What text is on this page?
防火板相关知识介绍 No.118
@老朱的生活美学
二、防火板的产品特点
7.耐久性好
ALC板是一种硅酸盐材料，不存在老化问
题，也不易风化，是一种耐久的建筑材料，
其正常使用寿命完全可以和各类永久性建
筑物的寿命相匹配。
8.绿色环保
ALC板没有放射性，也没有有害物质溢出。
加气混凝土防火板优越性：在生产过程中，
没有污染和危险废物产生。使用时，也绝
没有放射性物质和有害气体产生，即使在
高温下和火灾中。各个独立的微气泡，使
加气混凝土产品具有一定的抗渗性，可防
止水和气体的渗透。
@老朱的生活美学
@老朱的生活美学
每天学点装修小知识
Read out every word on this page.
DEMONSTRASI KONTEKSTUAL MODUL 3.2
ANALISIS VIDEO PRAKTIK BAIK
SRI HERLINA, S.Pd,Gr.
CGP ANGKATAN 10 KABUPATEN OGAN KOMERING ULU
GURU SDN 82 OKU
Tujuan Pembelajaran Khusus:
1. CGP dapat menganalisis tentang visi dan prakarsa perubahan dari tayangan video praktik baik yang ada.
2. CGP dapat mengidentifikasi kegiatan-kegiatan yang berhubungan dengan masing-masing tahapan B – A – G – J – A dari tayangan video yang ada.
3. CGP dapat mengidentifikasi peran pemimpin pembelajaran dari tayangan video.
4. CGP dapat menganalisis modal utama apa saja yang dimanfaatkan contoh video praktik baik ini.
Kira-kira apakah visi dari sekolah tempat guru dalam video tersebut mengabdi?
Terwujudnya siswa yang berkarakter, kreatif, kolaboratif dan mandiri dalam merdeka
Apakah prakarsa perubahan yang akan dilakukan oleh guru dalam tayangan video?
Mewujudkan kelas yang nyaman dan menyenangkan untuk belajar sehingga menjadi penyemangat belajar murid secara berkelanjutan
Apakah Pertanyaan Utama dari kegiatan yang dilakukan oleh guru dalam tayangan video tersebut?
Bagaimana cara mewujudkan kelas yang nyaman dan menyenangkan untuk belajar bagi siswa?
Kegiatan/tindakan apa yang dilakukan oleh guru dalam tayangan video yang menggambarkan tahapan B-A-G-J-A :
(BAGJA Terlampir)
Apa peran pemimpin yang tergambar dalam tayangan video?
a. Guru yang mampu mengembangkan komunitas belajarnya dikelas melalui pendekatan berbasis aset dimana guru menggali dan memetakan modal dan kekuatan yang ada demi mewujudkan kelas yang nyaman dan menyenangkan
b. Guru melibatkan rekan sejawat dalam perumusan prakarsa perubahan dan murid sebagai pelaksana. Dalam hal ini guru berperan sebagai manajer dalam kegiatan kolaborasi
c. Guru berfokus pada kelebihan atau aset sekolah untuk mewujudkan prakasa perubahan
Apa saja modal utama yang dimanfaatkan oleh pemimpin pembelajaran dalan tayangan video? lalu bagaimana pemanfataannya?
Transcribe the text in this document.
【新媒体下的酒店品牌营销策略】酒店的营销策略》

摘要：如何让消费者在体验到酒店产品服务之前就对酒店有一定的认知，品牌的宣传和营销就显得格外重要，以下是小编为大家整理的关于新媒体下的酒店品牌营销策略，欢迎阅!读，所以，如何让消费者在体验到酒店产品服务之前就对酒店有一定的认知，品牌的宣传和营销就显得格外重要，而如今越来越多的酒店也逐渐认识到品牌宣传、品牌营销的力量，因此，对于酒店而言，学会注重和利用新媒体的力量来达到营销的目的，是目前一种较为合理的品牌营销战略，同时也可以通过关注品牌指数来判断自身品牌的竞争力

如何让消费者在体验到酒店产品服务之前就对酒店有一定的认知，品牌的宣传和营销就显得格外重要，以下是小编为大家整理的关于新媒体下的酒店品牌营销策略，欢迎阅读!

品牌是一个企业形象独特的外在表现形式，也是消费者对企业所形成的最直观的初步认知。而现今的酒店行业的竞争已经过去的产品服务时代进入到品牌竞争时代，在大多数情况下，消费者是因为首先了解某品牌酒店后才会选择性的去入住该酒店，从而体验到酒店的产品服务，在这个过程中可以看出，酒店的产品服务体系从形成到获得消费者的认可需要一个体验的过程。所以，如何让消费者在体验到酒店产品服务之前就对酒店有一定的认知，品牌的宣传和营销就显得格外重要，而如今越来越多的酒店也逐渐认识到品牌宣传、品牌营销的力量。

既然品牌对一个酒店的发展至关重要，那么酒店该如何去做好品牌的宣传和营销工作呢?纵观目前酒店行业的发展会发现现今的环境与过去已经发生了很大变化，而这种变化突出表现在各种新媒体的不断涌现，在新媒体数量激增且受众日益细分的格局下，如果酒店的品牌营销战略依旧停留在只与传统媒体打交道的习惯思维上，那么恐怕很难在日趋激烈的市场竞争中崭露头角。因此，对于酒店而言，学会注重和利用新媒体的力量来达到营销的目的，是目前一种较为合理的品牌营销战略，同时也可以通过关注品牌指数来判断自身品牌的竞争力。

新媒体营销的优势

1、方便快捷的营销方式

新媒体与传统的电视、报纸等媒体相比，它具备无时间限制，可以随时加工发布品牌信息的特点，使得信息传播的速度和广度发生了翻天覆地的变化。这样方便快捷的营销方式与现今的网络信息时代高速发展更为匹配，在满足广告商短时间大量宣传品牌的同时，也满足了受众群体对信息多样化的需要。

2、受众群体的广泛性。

▸ **What this task involves**: Each line in the material above must be retyped without alteration.

▸ **Response to this task**:
What text is on this page?
防火板相关知识介绍 No.118
@老朱的生活美学
二、防火板的产品特点
7.耐久性好
ALC板是一种硅酸盐材料，不存在老化问
题，也不易风化，是一种耐久的建筑材料，
其正常使用寿命完全可以和各类永久性建
筑物的寿命相匹配。
8.绿色环保
ALC板没有放射性，也没有有害物质溢出。
加气混凝土防火板优越性：在生产过程中，
没有污染和危险废物产生。使用时，也绝
没有放射性物质和有害气体产生，即使在
高温下和火灾中。各个独立的微气泡，使
加气混凝土产品具有一定的抗渗性，可防
止水和气体的渗透。
@老朱的生活美学
@老朱的生活美学
每天学点装修小知识
Read out every word on this page.
DEMONSTRASI KONTEKSTUAL MODUL 3.2
ANALISIS VIDEO PRAKTIK BAIK
SRI HERLINA, S.Pd,Gr.
CGP ANGKATAN 10 KABUPATEN OGAN KOMERING ULU
GURU SDN 82 OKU
Tujuan Pembelajaran Khusus:
1. CGP dapat menganalisis tentang visi dan prakarsa perubahan dari tayangan video praktik baik yang ada.
2. CGP dapat mengidentifikasi kegiatan-kegiatan yang berhubungan dengan masing-masing tahapan B – A – G – J – A dari tayangan video yang ada.
3. CGP dapat mengidentifikasi peran pemimpin pembelajaran dari tayangan video.
4. CGP dapat menganalisis modal utama apa saja yang dimanfaatkan contoh video praktik baik ini.
Kira-kira apakah visi dari sekolah tempat guru dalam video tersebut mengabdi?
Terwujudnya siswa yang berkarakter, kreatif, kolaboratif dan mandiri dalam merdeka
Apakah prakarsa perubahan yang akan dilakukan oleh guru dalam tayangan video?
Mewujudkan kelas yang nyaman dan menyenangkan untuk belajar sehingga menjadi penyemangat belajar murid secara berkelanjutan
Apakah Pertanyaan Utama dari kegiatan yang dilakukan oleh guru dalam tayangan video tersebut?
Bagaimana cara mewujudkan kelas yang nyaman dan menyenangkan untuk belajar bagi siswa?
Kegiatan/tindakan apa yang dilakukan oleh guru dalam tayangan video yang menggambarkan tahapan B-A-G-J-A :
(BAGJA Terlampir)
Apa peran pemimpin yang tergambar dalam tayangan video?
a. Guru yang mampu mengembangkan komunitas belajarnya dikelas melalui pendekatan berbasis aset dimana guru menggali dan memetakan modal dan kekuatan yang ada demi mewujudkan kelas yang nyaman dan menyenangkan
b. Guru melibatkan rekan sejawat dalam perumusan prakarsa perubahan dan murid sebagai pelaksana. Dalam hal ini guru berperan sebagai manajer dalam kegiatan kolaborasi
c. Guru berfokus pada kelebihan atau aset sekolah untuk mewujudkan prakasa perubahan
Apa saja modal utama yang dimanfaatkan oleh pemimpin pembelajaran dalan tayangan video? lalu bagaimana pemanfataannya?
Transcribe the text in this document.
【新媒体下的酒店品牌营销策略】酒店的营销策略》

摘要：如何让消费者在体验到酒店产品服务之前就对酒店有一定的认知，品牌的宣传和营销就显得格外重要，以下是小编为大家整理的关于新媒体下的酒店品牌营销策略，欢迎阅!读，所以，如何让消费者在体验到酒店产品服务之前就对酒店有一定的认知，品牌的宣传和营销就显得格外重要，而如今越来越多的酒店也逐渐认识到品牌宣传、品牌营销的力量，因此，对于酒店而言，学会注重和利用新媒体的力量来达到营销的目的，是目前一种较为合理的品牌营销战略，同时也可以通过关注品牌指数来判断自身品牌的竞争力

如何让消费者在体验到酒店产品服务之前就对酒店有一定的认知，品牌的宣传和营销就显得格外重要，以下是小编为大家整理的关于新媒体下的酒店品牌营销策略，欢迎阅读!

品牌是一个企业形象独特的外在表现形式，也是消费者对企业所形成的最直观的初步认知。而现今的酒店行业的竞争已经过去的产品服务时代进入到品牌竞争时代，在大多数情况下，消费者是因为首先了解某品牌酒店后才会选择性的去入住该酒店，从而体验到酒店的产品服务，在这个过程中可以看出，酒店的产品服务体系从形成到获得消费者的认可需要一个体验的过程。所以，如何让消费者在体验到酒店产品服务之前就对酒店有一定的认知，品牌的宣传和营销就显得格外重要，而如今越来越多的酒店也逐渐认识到品牌宣传、品牌营销的力量。

既然品牌对一个酒店的发展至关重要，那么酒店该如何去做好品牌的宣传和营销工作呢?纵观目前酒店行业的发展会发现现今的环境与过去已经发生了很大变化，而这种变化突出表现在各种新媒体的不断涌现，在新媒体数量激增且受众日益细分的格局下，如果酒店的品牌营销战略依旧停留在只与传统媒体打交道的习惯思维上，那么恐怕很难在日趋激烈的市场竞争中崭露头角。因此，对于酒店而言，学会注重和利用新媒体的力量来达到营销的目的，是目前一种较为合理的品牌营销战略，同时也可以通过关注品牌指数来判断自身品牌的竞争力。

新媒体营销的优势

1、方便快捷的营销方式

新媒体与传统的电视、报纸等媒体相比，它具备无时间限制，可以随时加工发布品牌信息的特点，使得信息传播的速度和广度发生了翻天覆地的变化。这样方便快捷的营销方式与现今的网络信息时代高速发展更为匹配，在满足广告商短时间大量宣传品牌的同时，也满足了受众群体对信息多样化的需要。

2、受众群体的广泛性。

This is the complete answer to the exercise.